--- start ---

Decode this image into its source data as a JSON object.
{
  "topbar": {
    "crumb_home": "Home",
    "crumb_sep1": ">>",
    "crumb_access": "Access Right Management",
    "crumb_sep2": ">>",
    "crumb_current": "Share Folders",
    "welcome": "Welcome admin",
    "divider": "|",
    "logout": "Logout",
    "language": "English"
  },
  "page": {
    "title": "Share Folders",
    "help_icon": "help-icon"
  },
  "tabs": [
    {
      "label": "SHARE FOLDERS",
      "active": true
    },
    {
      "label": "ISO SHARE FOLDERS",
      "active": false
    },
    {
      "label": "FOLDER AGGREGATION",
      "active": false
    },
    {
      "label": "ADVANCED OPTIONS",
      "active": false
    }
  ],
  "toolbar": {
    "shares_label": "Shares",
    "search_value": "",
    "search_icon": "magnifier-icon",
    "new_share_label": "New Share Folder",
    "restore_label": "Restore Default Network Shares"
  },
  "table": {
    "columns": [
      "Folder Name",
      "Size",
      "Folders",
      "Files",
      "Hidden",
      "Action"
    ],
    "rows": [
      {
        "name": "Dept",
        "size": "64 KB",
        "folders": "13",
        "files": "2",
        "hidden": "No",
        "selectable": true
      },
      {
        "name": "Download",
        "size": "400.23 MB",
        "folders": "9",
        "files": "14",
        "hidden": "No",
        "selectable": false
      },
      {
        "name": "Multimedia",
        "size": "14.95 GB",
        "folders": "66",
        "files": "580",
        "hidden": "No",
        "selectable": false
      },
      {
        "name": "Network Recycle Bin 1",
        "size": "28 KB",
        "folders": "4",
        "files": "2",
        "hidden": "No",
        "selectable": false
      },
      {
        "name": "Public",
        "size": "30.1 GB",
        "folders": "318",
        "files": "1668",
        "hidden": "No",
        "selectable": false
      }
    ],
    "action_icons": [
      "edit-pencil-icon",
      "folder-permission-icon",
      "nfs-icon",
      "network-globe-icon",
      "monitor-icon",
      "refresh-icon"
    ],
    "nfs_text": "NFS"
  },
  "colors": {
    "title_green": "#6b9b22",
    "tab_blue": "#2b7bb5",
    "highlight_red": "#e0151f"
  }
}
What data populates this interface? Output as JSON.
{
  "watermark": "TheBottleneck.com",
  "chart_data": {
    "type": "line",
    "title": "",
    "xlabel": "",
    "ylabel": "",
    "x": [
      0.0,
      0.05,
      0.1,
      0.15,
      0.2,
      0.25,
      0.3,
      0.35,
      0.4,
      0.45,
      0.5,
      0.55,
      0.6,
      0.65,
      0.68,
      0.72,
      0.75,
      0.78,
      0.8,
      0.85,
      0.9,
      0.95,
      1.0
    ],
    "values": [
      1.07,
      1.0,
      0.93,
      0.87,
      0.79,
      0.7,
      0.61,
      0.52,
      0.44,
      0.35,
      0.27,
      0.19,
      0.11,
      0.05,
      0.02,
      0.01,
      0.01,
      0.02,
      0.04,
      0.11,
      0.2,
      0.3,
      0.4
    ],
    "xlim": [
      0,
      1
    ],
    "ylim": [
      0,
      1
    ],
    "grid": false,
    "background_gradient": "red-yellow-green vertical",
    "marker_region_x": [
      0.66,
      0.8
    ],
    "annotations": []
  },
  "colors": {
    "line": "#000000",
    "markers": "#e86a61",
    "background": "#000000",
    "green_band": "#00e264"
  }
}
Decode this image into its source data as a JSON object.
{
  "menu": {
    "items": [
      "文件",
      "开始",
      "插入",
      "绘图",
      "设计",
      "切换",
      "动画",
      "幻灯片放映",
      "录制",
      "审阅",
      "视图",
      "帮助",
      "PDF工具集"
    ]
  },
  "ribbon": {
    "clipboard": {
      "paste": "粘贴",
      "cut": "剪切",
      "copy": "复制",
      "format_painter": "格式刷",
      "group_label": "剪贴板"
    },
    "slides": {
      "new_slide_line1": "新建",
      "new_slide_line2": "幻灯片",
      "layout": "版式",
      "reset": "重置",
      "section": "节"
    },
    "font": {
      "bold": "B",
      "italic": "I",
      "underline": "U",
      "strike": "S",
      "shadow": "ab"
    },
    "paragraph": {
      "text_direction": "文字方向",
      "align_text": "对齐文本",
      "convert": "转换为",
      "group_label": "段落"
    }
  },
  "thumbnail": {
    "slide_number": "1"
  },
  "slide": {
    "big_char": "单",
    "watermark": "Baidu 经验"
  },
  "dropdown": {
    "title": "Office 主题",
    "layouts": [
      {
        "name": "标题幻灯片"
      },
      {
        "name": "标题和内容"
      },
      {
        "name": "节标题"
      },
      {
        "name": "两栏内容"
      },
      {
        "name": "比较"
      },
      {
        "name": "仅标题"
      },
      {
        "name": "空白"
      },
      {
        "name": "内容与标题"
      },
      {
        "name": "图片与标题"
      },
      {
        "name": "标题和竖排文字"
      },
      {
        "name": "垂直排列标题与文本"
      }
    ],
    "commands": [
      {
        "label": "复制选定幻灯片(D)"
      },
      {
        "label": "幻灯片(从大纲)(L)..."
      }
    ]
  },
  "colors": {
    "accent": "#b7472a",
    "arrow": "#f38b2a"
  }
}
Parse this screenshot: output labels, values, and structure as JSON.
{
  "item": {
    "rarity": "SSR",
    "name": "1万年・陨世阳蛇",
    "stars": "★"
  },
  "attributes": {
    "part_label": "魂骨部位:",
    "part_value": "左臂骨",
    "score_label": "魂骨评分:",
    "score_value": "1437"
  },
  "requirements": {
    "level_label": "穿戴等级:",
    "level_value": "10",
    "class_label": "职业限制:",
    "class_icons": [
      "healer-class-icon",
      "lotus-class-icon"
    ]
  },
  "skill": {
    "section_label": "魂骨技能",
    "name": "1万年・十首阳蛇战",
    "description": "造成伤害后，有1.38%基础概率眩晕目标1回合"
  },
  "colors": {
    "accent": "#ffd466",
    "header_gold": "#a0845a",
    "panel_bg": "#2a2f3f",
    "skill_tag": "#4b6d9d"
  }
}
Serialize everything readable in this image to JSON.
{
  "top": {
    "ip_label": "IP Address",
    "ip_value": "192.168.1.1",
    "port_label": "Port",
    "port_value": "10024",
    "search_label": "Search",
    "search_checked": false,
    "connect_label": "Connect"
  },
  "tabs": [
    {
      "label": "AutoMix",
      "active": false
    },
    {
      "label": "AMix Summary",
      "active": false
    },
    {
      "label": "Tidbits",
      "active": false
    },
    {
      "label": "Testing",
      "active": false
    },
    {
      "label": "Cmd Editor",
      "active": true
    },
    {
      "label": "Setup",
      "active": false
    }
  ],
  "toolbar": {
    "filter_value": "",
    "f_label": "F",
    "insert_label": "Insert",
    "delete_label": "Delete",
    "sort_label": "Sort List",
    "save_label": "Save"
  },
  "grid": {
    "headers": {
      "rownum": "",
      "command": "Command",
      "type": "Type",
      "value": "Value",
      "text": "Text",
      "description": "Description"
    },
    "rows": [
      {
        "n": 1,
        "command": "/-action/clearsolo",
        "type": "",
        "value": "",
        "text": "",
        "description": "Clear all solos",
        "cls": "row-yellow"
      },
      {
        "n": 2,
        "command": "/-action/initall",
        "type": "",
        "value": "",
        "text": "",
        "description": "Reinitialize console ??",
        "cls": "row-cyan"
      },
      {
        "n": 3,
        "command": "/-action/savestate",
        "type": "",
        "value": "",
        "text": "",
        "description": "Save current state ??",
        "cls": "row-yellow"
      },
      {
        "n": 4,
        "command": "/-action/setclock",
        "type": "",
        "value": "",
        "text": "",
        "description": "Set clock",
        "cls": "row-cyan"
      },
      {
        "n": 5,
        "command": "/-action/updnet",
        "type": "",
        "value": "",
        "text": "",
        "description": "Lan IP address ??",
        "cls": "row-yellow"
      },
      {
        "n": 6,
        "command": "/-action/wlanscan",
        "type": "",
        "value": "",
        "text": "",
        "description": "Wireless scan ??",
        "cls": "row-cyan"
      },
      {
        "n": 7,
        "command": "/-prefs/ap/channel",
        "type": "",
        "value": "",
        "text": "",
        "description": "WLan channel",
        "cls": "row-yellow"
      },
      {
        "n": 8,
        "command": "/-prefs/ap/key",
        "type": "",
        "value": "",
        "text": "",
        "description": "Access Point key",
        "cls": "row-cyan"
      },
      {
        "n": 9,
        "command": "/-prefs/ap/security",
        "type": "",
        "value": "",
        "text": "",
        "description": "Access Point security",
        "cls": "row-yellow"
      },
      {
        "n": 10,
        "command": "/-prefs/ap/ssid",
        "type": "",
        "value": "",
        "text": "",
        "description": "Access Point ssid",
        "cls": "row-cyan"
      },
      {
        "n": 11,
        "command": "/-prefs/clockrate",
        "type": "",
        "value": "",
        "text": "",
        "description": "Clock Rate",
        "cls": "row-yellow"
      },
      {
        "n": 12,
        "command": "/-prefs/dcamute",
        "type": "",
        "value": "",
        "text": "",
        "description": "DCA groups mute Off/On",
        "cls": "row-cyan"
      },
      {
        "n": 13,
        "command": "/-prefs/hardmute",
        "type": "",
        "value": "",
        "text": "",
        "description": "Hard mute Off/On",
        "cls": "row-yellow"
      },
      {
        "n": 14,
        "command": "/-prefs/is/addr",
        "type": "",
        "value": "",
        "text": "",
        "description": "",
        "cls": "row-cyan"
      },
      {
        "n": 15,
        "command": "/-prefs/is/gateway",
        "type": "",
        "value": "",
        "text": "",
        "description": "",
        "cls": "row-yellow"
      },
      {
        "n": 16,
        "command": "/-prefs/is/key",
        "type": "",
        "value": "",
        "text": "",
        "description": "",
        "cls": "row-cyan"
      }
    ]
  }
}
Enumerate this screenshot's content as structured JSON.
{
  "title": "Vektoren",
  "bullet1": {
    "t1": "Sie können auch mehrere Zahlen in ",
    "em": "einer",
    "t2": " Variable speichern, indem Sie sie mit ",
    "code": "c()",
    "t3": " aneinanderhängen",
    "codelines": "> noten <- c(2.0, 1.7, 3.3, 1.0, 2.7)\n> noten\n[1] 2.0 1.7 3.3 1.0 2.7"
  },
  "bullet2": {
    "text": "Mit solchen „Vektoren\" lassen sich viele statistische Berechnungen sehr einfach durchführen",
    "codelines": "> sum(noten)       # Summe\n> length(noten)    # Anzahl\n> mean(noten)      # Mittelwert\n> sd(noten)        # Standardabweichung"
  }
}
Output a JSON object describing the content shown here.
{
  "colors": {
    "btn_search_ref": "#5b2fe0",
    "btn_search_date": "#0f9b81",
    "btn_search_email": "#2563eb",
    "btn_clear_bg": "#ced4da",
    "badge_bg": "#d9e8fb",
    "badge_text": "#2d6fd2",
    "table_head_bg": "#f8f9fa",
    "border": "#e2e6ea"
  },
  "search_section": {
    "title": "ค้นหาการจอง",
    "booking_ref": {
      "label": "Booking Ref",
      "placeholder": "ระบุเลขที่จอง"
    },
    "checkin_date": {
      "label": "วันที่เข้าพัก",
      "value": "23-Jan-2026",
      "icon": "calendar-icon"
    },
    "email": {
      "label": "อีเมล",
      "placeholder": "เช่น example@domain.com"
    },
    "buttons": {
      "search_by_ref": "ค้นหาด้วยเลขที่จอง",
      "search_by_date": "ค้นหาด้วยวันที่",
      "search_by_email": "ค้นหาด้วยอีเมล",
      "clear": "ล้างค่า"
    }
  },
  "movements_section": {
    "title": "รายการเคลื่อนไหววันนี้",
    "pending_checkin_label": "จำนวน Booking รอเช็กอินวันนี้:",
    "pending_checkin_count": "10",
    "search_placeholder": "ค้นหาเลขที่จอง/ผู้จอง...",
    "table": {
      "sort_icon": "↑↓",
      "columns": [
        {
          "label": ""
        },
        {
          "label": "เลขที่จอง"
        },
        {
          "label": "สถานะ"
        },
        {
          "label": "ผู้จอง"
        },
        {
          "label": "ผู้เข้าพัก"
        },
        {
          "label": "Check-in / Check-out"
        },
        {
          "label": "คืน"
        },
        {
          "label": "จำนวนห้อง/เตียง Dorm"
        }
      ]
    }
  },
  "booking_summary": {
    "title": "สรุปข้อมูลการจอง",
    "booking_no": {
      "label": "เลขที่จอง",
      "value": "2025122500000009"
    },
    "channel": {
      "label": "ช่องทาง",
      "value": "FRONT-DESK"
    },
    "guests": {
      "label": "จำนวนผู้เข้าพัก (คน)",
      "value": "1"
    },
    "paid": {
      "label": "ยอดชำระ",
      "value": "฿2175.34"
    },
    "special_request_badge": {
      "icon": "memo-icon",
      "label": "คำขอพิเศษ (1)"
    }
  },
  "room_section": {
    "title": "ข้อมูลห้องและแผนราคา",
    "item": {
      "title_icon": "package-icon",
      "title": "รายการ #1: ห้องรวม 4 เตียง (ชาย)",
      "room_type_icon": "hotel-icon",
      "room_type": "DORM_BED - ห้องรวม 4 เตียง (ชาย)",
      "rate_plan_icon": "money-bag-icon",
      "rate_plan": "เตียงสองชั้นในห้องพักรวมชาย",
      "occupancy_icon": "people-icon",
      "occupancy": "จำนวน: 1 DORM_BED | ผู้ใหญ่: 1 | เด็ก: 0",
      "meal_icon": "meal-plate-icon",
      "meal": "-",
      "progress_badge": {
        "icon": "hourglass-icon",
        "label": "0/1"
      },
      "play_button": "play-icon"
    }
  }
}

--- end ---

- **Exercise directions**
Find the lines with the string "Point" and reproduce them.

- **Result below**
        "description": "Access Point key",
        "description": "Access Point security",
        "description": "Access Point ssid",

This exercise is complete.